## Begin TASK INPUTS

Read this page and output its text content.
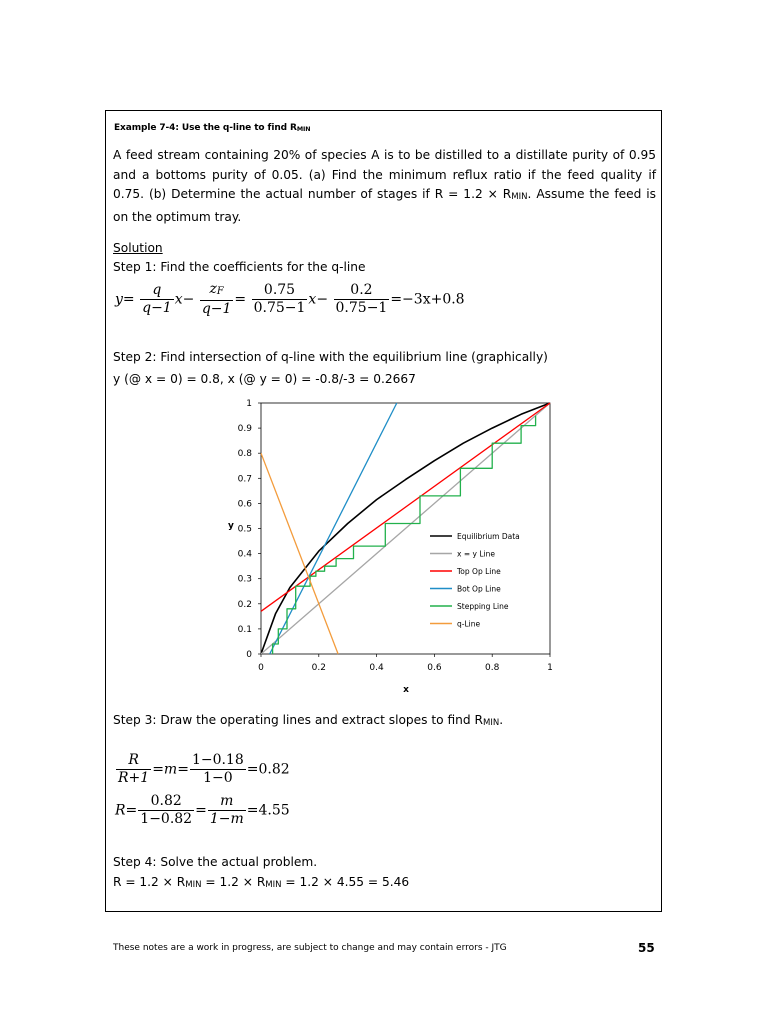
Example 7-4: Use the q-line to find RMIN
A feed stream containing 20% of species A is to be distilled to a distillate purity of 0.95 and a bottoms purity of 0.05. (a) Find the minimum reflux ratio if the feed quality if 0.75. (b) Determine the actual number of stages if R = 1.2 × RMIN. Assume the feed is on the optimum tray.
Solution
Step 1: Find the coefficients for the q-line
$y= \frac{q}{q-1} x- \frac{zF}{q-1} = \frac{0.75}{0.75-1} x- \frac{0.2}{0.75-1} =-3x+0.8$
Step 2: Find intersection of q-line with the equilibrium line (graphically)
y (@ x = 0) = 0.8, x (@ y = 0) = -0.8/-3 = 0.2667
0	0.2	0.4	0.6	0.8	1
0
0.1
0.2
0.3
0.4
0.5
0.6
0.7
0.8
0.9
1
Equilibrium Data
x = y Line
Top Op Line
Bot Op Line
Stepping Line
q-Line
x
y
Step 3: Draw the operating lines and extract slopes to find RMIN.
$\frac{R}{R+1} =m= \frac{1-0.18}{1-0} =0.82$
$R= \frac{0.82}{1-0.82} = \frac{m}{1-m} =4.55$
Step 4: Solve the actual problem.
R = 1.2 × RMIN = 1.2 × RMIN = 1.2 × 4.55 = 5.46
These notes are a work in progress, are subject to change and may contain errors - JTG	55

## End TASK INPUTS

#### [WORK INSTRUCTIONS]
Spot every line that holds "actual" and copy it.

#### [RESPONSE BELOW]
A feed stream containing 20% of species A is to be distilled to a distillate purity of 0.95 and a bottoms purity of 0.05. (a) Find the minimum reflux ratio if the feed quality if 0.75. (b) Determine the actual number of stages if R = 1.2 × RMIN. Assume the feed is on the optimum tray.
Step 4: Solve the actual problem.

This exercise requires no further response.